● REQUIRED TASK: Search the records for the word "from" and report each line that has it.

● DATASET EXCERPTS:
* begin *

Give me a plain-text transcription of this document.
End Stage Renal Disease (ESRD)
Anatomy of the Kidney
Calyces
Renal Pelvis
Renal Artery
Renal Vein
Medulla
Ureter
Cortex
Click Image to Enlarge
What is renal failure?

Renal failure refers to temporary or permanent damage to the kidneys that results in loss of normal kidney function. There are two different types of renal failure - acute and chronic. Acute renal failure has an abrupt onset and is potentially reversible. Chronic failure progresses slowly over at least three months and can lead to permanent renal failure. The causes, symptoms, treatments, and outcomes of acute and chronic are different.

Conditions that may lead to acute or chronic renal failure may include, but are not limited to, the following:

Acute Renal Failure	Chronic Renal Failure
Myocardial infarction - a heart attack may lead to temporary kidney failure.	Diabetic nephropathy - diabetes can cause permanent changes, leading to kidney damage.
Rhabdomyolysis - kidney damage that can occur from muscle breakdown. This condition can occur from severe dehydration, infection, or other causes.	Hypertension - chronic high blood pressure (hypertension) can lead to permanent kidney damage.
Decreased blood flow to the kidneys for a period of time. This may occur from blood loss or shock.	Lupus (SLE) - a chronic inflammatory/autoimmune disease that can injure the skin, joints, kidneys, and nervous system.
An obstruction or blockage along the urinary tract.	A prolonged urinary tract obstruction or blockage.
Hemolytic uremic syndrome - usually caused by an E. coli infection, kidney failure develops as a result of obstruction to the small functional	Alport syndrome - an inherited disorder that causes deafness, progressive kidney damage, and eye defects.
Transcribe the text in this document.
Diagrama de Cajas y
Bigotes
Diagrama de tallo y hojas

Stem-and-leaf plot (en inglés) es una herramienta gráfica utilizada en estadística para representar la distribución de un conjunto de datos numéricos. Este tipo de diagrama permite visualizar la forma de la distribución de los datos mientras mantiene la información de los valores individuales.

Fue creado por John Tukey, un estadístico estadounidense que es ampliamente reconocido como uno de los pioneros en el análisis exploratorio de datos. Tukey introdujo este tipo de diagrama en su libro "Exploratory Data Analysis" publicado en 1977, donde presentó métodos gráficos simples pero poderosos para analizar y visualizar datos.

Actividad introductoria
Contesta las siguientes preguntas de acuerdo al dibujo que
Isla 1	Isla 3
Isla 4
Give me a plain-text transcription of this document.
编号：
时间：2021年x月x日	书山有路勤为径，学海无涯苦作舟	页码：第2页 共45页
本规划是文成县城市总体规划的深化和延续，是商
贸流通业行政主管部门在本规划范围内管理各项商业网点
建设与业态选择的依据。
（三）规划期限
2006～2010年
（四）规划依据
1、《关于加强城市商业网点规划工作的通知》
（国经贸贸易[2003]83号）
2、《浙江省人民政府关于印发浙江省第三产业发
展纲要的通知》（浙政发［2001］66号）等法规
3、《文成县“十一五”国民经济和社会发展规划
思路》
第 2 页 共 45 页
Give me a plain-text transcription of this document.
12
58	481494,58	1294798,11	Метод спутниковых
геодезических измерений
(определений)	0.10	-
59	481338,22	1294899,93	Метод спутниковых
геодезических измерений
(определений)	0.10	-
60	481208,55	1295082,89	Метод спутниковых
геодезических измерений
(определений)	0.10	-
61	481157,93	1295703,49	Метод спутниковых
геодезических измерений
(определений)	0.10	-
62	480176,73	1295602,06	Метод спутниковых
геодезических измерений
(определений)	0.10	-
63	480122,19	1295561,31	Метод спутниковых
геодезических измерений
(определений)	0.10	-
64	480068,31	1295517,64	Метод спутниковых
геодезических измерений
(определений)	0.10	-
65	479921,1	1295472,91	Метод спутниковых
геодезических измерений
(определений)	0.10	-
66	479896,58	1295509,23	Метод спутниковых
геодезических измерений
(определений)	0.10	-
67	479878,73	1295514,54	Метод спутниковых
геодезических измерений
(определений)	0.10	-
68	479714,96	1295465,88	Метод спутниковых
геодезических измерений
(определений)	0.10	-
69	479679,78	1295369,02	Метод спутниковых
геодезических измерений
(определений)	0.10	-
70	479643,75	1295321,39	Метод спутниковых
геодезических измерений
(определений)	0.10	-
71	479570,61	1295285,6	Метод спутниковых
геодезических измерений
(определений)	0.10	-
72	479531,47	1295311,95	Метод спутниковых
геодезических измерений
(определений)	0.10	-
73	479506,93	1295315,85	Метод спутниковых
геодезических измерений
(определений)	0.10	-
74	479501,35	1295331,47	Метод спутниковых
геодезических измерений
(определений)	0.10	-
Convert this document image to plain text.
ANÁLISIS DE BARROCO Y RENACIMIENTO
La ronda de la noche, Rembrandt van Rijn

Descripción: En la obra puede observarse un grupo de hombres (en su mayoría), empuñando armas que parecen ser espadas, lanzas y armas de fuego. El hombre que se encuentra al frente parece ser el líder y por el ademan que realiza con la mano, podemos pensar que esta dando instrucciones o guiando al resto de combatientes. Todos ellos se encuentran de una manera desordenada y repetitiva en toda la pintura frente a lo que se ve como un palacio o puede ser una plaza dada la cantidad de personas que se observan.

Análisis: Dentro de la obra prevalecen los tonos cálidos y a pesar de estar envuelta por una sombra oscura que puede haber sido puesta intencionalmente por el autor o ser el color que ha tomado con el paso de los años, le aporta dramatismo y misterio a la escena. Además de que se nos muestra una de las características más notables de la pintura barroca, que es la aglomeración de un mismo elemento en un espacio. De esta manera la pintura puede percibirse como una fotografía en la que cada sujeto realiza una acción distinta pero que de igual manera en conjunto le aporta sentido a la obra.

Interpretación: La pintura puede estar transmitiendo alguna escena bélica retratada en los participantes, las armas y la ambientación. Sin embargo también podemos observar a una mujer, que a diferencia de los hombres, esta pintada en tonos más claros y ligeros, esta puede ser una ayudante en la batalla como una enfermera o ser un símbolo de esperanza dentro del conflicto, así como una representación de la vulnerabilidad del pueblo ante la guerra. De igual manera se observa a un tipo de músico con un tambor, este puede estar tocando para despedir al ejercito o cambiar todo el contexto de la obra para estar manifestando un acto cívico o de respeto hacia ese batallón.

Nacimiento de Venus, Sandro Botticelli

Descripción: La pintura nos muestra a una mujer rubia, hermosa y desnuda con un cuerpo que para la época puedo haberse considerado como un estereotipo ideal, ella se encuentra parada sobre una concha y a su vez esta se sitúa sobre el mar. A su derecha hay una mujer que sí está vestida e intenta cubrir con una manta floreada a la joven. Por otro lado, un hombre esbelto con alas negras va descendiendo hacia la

* end *

● EXERCISE RESPONSE:
Rhabdomyolysis - kidney damage that can occur from muscle breakdown. This condition can occur from severe dehydration, infection, or other causes.	Hypertension - chronic high blood pressure (hypertension) can lead to permanent kidney damage.
Decreased blood flow to the kidneys for a period of time. This may occur from blood loss or shock.	Lupus (SLE) - a chronic inflammatory/autoimmune disease that can injure the skin, joints, kidneys, and nervous system.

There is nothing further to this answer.